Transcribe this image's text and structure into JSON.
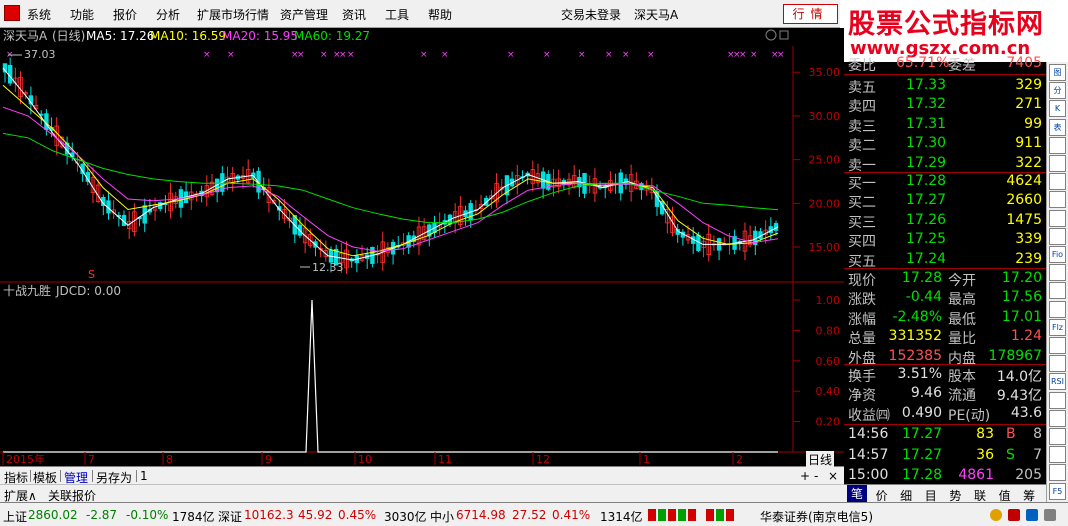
{
  "menu": {
    "items": [
      "系统",
      "功能",
      "报价",
      "分析",
      "扩展市场行情",
      "资产管理",
      "资讯",
      "工具",
      "帮助"
    ],
    "trade_status": "交易未登录",
    "stock_name": "深天马A",
    "quote_button": "行情"
  },
  "watermark": {
    "title": "股票公式指标网",
    "url": "www.gszx.com.cn"
  },
  "main_chart": {
    "header_name": "深天马A",
    "period": "(日线)",
    "ma5": "MA5: 17.26",
    "ma10": "MA10: 16.59",
    "ma20": "MA20: 15.95",
    "ma60": "MA60: 19.27",
    "high_label": "37.03",
    "low_label": "12.33",
    "y_ticks": [
      "35.00",
      "30.00",
      "25.00",
      "20.00",
      "15.00"
    ],
    "s_marker": "S",
    "colors": {
      "ma5": "#ffffff",
      "ma10": "#ffff00",
      "ma20": "#ff40ff",
      "ma60": "#00e000",
      "up": "#ff3030",
      "down": "#00e0e0",
      "axis": "#a00000"
    }
  },
  "chart_data": {
    "type": "line",
    "title": "深天马A (日线)",
    "series": [
      {
        "name": "MA5",
        "values": [
          35.5,
          32,
          28,
          24.5,
          20,
          17.5,
          19.5,
          20.5,
          21.2,
          22.8,
          23.2,
          19.5,
          16.5,
          14,
          13.5,
          14.2,
          15.3,
          16.8,
          18.3,
          19.3,
          21.8,
          23.3,
          22.3,
          22.5,
          21.8,
          22.5,
          21.5,
          16.8,
          15.3,
          15.3,
          15.8,
          17.3
        ]
      },
      {
        "name": "MA10",
        "values": [
          33.5,
          31,
          28.5,
          25.5,
          21.8,
          19.3,
          19.8,
          20.3,
          21,
          22.3,
          22.8,
          20.5,
          17.5,
          14.8,
          14,
          14.5,
          15.3,
          16.3,
          17.8,
          18.8,
          21,
          22.8,
          22.3,
          22.3,
          22,
          22.3,
          21.8,
          18,
          16,
          15.3,
          15.5,
          16.6
        ]
      },
      {
        "name": "MA20",
        "values": [
          31,
          30,
          27.8,
          25.5,
          22.8,
          20.5,
          20.3,
          20.5,
          21,
          21.8,
          22,
          20.8,
          18.5,
          16.3,
          15,
          14.5,
          14.8,
          15.8,
          16.8,
          17.8,
          19.8,
          21.5,
          22,
          22.3,
          22.2,
          22.2,
          22,
          20,
          17.8,
          16.3,
          15.5,
          15.95
        ]
      },
      {
        "name": "MA60",
        "values": [
          28,
          27.5,
          26,
          25,
          24,
          23.3,
          22.8,
          22.5,
          22.3,
          22.3,
          22.2,
          22,
          21.5,
          20.5,
          19.5,
          18.8,
          18.2,
          17.8,
          17.8,
          18.2,
          19,
          20.2,
          21.2,
          22,
          22.3,
          22.3,
          21.5,
          20.8,
          20,
          19.8,
          19.5,
          19.27
        ]
      }
    ],
    "x_ticks": [
      "2015年",
      "7",
      "8",
      "9",
      "10",
      "11",
      "12",
      "1",
      "2"
    ],
    "ylim": [
      11,
      38
    ],
    "high": 37.03,
    "low": 12.33
  },
  "indicator": {
    "name": "十战九胜",
    "jdcd": "JDCD: 0.00",
    "y_ticks": [
      "1.00",
      "0.80",
      "0.60",
      "0.40",
      "0.20"
    ],
    "spike_value": 1.0
  },
  "quote_panel": {
    "wei_bi_label": "委比",
    "wei_bi": "65.71%",
    "wei_cha_label": "委差",
    "wei_cha": "7405",
    "asks": [
      {
        "label": "卖五",
        "price": "17.33",
        "vol": "329"
      },
      {
        "label": "卖四",
        "price": "17.32",
        "vol": "271"
      },
      {
        "label": "卖三",
        "price": "17.31",
        "vol": "99"
      },
      {
        "label": "卖二",
        "price": "17.30",
        "vol": "911"
      },
      {
        "label": "卖一",
        "price": "17.29",
        "vol": "322"
      }
    ],
    "bids": [
      {
        "label": "买一",
        "price": "17.28",
        "vol": "4624"
      },
      {
        "label": "买二",
        "price": "17.27",
        "vol": "2660"
      },
      {
        "label": "买三",
        "price": "17.26",
        "vol": "1475"
      },
      {
        "label": "买四",
        "price": "17.25",
        "vol": "339"
      },
      {
        "label": "买五",
        "price": "17.24",
        "vol": "239"
      }
    ],
    "stats": [
      {
        "l1": "现价",
        "v1": "17.28",
        "c1": "green",
        "l2": "今开",
        "v2": "17.20",
        "c2": "green"
      },
      {
        "l1": "涨跌",
        "v1": "-0.44",
        "c1": "green",
        "l2": "最高",
        "v2": "17.56",
        "c2": "green"
      },
      {
        "l1": "涨幅",
        "v1": "-2.48%",
        "c1": "green",
        "l2": "最低",
        "v2": "17.01",
        "c2": "green"
      },
      {
        "l1": "总量",
        "v1": "331352",
        "c1": "yellow",
        "l2": "量比",
        "v2": "1.24",
        "c2": "red"
      },
      {
        "l1": "外盘",
        "v1": "152385",
        "c1": "red",
        "l2": "内盘",
        "v2": "178967",
        "c2": "green"
      }
    ],
    "fundamentals": [
      {
        "l1": "换手",
        "v1": "3.51%",
        "l2": "股本",
        "v2": "14.0亿"
      },
      {
        "l1": "净资",
        "v1": "9.46",
        "l2": "流通",
        "v2": "9.43亿"
      },
      {
        "l1": "收益㈣",
        "v1": "0.490",
        "l2": "PE(动)",
        "v2": "43.6"
      }
    ],
    "ticks": [
      {
        "time": "14:56",
        "price": "17.27",
        "vol": "83",
        "bs": "B",
        "bs_color": "red",
        "vol_color": "yellow",
        "n": "8"
      },
      {
        "time": "14:57",
        "price": "17.27",
        "vol": "36",
        "bs": "S",
        "bs_color": "green",
        "vol_color": "yellow",
        "n": "7"
      },
      {
        "time": "15:00",
        "price": "17.28",
        "vol": "4861",
        "bs": "",
        "bs_color": "red",
        "vol_color": "magenta",
        "n": "205"
      }
    ]
  },
  "panel_tabs": [
    "笔",
    "价",
    "细",
    "目",
    "势",
    "联",
    "值",
    "筹"
  ],
  "right_toolbar": [
    "图",
    "分",
    "K",
    "表",
    "",
    "",
    "",
    "",
    "",
    "",
    "Fio",
    "",
    "",
    "",
    "Flz",
    "",
    "",
    "RSI",
    "",
    "",
    "",
    "",
    "",
    "F5"
  ],
  "bottom_tabs": {
    "items": [
      "指标",
      "模板",
      "管理",
      "另存为",
      "1"
    ],
    "selected": "管理",
    "day_line": "日线"
  },
  "ext_bar": {
    "items": [
      "扩展∧",
      "关联报价"
    ]
  },
  "status_bar": {
    "sh_label": "上证",
    "sh_val": "2860.02",
    "sh_chg": "-2.87",
    "sh_pct": "-0.10%",
    "sh_amt": "1784亿",
    "sz_label": "深证",
    "sz_val": "10162.3",
    "sz_chg": "45.92",
    "sz_pct": "0.45%",
    "sz_amt": "3030亿",
    "zx_label": "中小",
    "zx_val": "6714.98",
    "zx_chg": "27.52",
    "zx_pct": "0.41%",
    "zx_amt": "1314亿",
    "broker": "华泰证券(南京电信5)"
  }
}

++++++++++

#### INSTRUCTIONS TO FOLLOW
Which lines of the data include "深天马A"? Copy each of them.

#### WORKED SOLUTION
    "stock_name": "深天马A",
    "header_name": "深天马A",
    "title": "深天马A (日线)",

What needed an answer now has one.